- Teks Sumber
“Recana pertemuan elit politik antara Prabowo-Megawati bisa saja mengubah konstelasi politik, namun sejarah juga mengajarkan bahwa kekuasaan yang begitu memesona bisa memabukkan. Karena itulah kekuasaan harus dikontrol agar kekuasaan tetap didedikasikan untuk kepentingan rakyat,”
Dua tokoh bangsa, yakni Presiden kelima Indonesia Megawati Sukarno Putri dan Presiden terpilih Prabowo Subianto dikabarkan akan segera melakukan pertemuan sebelum pelantikan presiden dan wakil presiden 20 Oktober mendatang.
Belum diketahui kapan tanggal pasti dan apa tujuan dari pertemuan dua petinggi partai politik itu. Diisukan, pertemuan keduanya akan mengarah pada PDI Perjuangan yang kini menjadi satu-satunya partai yang masih di luar Koalisi Indonesia Maju (KIM) Plus masuk ke dalam koalisi besar yang mendukung pemerintahan Prabowo-Gibran 5 tahun ke depan.
Jika benar demikian, maka pemerintahan baru nanti akan memborong semua partai politik di DPR dan secara hitam di atas putih pemerintahan Prabowo-Gibran tidak akan memiliki oposan yang bertugas mengontrol jalannya pemerintahan dari luar. Apakah kondisi di mana semua partai bergabung dalam kekuasaan merupakan kabar baik bagi demokrasi Indonesia, atau justru sebaliknya?
Sejumlah narasumber hadir untuk mendiskusikan isu tersebut dalam Satu Meja The Forum Kompas TV (25/9/2024) yang mengangkat tema “Pertemuan Prabowo- Megawati, Bagaimana Nasib Oposisi?”
Bertemu sebelum 20 Oktober
Ketua DPP PDI Perjuangan Deddy Sitorus mengonfirmasi bahwa isu rencana pertemuan Ketua Umumnya dengan Prabowo Subianto adalah benar dan akan terlaksana sebelum Prabowo dilantik menjadi Presiden.
“Kalau yang kita dengar sejauh ini kemungkinan besar sebelum 20 Oktober, tetapi belum ada pembicaraan lebih lanjut karena Ibu Megawati baru kemarin kembali dari perjalanan ke Rusia, ke Uzbekistan menerima gelar Honoris Causa dan juga ke makam Imam Bukhori,” kata Deddy.

- Data yang Diberikan

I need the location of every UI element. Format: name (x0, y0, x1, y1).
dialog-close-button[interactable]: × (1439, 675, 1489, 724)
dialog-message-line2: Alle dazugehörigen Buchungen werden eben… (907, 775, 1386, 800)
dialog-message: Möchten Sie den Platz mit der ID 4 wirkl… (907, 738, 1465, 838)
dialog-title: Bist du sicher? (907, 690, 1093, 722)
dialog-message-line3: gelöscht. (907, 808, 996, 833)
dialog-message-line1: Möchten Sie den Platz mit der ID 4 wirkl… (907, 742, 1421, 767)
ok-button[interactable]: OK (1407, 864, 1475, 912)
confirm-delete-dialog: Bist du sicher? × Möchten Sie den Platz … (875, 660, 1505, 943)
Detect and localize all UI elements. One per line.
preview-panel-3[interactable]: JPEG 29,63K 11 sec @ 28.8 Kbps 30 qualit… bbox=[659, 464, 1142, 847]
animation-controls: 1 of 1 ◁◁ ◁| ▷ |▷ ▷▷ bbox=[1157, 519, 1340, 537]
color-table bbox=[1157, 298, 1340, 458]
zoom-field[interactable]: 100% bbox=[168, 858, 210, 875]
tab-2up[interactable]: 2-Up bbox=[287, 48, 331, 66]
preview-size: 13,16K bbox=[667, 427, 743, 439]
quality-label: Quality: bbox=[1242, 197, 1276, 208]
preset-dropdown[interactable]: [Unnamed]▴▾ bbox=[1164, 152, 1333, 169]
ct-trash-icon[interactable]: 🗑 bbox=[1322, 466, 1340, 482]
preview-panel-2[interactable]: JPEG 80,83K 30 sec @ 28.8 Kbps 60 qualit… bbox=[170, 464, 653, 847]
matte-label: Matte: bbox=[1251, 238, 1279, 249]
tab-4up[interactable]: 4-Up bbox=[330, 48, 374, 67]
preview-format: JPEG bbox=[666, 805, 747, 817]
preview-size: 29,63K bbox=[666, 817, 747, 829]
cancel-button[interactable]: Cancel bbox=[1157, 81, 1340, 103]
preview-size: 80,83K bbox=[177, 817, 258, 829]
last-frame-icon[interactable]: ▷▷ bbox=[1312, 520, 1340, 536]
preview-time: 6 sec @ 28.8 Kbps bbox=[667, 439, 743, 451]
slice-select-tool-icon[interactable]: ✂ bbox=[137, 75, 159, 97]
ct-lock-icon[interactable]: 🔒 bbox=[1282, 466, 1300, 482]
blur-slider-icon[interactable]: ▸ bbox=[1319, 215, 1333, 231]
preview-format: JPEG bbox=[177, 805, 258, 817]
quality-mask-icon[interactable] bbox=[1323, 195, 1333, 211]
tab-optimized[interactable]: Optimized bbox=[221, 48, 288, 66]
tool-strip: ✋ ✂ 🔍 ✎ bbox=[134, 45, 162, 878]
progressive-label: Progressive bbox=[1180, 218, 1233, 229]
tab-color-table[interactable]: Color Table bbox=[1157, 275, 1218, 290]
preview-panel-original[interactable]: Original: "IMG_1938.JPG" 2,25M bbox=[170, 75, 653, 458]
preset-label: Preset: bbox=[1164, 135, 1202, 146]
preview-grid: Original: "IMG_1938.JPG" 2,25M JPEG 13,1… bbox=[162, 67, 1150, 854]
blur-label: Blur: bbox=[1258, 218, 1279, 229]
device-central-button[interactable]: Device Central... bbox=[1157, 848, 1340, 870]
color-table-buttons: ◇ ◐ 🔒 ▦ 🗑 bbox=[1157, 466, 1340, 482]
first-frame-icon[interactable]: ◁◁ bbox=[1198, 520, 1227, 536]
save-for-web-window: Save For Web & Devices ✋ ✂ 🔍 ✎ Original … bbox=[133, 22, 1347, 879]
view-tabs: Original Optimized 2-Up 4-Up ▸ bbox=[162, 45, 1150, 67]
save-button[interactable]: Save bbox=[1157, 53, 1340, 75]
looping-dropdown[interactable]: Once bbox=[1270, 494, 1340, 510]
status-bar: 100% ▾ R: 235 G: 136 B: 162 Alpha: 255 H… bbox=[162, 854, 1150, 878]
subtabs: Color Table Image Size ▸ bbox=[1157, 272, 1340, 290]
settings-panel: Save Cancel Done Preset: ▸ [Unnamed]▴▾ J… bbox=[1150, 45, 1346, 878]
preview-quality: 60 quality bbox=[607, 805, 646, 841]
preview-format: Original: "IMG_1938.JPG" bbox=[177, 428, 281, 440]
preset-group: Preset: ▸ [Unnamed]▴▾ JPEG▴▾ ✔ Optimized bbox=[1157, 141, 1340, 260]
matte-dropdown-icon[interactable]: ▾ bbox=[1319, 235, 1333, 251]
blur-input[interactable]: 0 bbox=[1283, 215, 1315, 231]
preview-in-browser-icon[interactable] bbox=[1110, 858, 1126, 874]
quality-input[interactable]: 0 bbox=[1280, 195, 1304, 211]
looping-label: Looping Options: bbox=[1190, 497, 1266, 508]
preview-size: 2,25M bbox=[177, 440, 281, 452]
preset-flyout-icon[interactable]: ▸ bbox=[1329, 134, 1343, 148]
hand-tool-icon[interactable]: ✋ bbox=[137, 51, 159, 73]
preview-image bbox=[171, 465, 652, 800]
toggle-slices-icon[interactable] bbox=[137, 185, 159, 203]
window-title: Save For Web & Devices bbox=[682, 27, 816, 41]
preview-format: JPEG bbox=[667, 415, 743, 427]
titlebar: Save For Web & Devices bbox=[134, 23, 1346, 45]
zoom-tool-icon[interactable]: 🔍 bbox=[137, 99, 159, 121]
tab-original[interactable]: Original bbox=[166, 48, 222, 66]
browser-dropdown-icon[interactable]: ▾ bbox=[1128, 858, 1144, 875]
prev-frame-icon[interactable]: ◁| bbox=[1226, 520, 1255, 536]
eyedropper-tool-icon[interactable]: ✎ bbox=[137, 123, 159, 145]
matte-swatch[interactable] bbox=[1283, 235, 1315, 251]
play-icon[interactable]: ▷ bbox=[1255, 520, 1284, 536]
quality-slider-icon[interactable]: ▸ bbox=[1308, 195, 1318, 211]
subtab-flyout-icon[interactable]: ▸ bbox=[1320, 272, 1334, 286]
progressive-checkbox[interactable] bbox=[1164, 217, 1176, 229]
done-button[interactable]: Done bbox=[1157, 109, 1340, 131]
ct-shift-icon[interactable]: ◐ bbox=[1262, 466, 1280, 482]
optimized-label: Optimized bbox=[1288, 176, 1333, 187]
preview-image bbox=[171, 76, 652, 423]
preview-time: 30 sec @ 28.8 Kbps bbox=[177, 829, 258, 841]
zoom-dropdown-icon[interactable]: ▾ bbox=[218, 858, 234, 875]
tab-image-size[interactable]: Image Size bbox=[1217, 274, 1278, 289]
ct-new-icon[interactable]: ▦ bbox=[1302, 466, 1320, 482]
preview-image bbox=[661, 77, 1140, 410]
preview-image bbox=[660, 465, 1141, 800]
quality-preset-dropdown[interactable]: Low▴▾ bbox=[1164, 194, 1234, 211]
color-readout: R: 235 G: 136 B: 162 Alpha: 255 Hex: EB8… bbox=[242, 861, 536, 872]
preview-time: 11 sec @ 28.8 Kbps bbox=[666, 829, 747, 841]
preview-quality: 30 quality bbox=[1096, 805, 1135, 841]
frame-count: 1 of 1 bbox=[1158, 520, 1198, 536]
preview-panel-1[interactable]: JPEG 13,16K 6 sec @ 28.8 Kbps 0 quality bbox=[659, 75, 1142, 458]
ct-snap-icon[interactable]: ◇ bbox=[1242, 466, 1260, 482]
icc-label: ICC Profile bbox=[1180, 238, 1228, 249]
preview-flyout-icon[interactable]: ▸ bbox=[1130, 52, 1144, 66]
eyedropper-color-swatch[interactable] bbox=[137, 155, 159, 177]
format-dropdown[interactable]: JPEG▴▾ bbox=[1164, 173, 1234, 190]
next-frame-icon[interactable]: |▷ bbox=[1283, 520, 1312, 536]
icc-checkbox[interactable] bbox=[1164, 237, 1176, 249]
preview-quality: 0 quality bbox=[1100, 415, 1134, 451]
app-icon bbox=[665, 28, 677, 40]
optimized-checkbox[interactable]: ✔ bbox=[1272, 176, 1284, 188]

- Soal yang Dikerjakan
1. Tentukan apakah tiap pernyataan berikut sesuai dengan teks tentang pertemuan Prabowo-Megawati. Jawab ya atau tidak, lalu kutip kata-kata penentunya dari teks.
(a) Tanggal pasti pertemuan kedua tokoh itu sudah diketahui.
(b) PDI Perjuangan kini menjadi satu-satunya partai yang masih berada di luar KIM Plus.
(c) Deddy Sitorus membantah isu rencana pertemuan Megawati dengan Prabowo.
2. Jawab pertanyaan berikut berdasarkan teks tentang pertemuan Prabowo-Megawati:
(a) Pada tanggal berapa acara Satu Meja The Forum Kompas TV yang membahas isu ini berlangsung?
(b) Apa jabatan Deddy Sitorus?
(c) Ke negara mana saja Megawati melakukan perjalanan menurut Deddy?
3. Teruskan teks tentang pertemuan Prabowo-Megawati, dimulai setelah kutipan pernyataan Deddy yang terakhir.

- Jawaban Tiap Soal
1.
(a) Tidak: "Belum diketahui kapan tanggal pasti"
(b) Ya: "PDI Perjuangan yang kini menjadi satu-satunya partai yang masih di luar Koalisi Indonesia Maju (KIM) Plus"
(c) Tidak: "mengonfirmasi bahwa isu rencana pertemuan Ketua Umumnya dengan Prabowo Subianto adalah benar"

2.
(a) 25/9/2024
(b) Ketua DPP PDI Perjuangan
(c) Rusia dan Uzbekistan

3.
Ia pun menyebut Megawati belum berbicara apapun terkait pertemuan itu. Yang Mega tanyakan sepulang dari kunjungannya ke Rusia adalah mengenai Pilkada Serentak yang hampit memasuki masa kampanye. Sehingga PDI P sendiri masih menunggu kapan dan bagaimana tepatnya pertemuan itu akan berlangsung.
Dari pihak Partai Gerindra pun menyambut baik rencana pertemuan ini. Wakil Ketua Umum Partai Gerindra Habiburrahman menyebut pertemuan dua tokoh bangsa itu merupakan sesuatu yang sangat baik di tengah situasi politik di Indonesia pasca Pemilu.
“Setelah hasil Pemilu, lalu penyelesaian di Mahkamah Konstitusi juga sudah selesai, saya pikir kita kembali menjalani kehidupan sebagai bangsa yang harus tidak terlalu banyak lagi kita berkontestasi dalam konteks politik. Jadi pertemuan antara dua elit ini, antara dua tokoh bangsa ini saya pikir akan sangat membantu dalam mendinginkan situasi,” ujar Habib.
Ia menyebut, alasan mengapa sampai hari ini Prabowo dan Megawati belum juga bertemu meski wacana pertemuan keduanya sudah berembus sejak lama, tidak lain karena kesibukan keduanya sebagai pimpinan partai politik. Setelah Pemilu 2024, partai-partai politik disibukkan dengan Pilkada Serentak dan harus menentukan ratusan calon untuk diusung dalam Pilkada baik tingkat kabupaten/kota maupun provinsi.
Habib menambahkan, pertemuan keduanya bisa terjadi dalam waktu yang cepat dan tidak memerlukan perencanaan khusus.
“Enggak direncanakan terlalu detail ya, di mana mau ketemu, siapa mengundang, siapa diundang, agendanya A, B, C, D. Saya pikir beliau berdua kan seorang sahabat yang memang kalau mau ketemu ya pada saatnya sudah oke, apakah… biasanya kan Pak Prabowo yang ke Teuku Umar (kediaman Megawati) ya atau di tempat lain nanti kita lihat saja,” sebut Habib.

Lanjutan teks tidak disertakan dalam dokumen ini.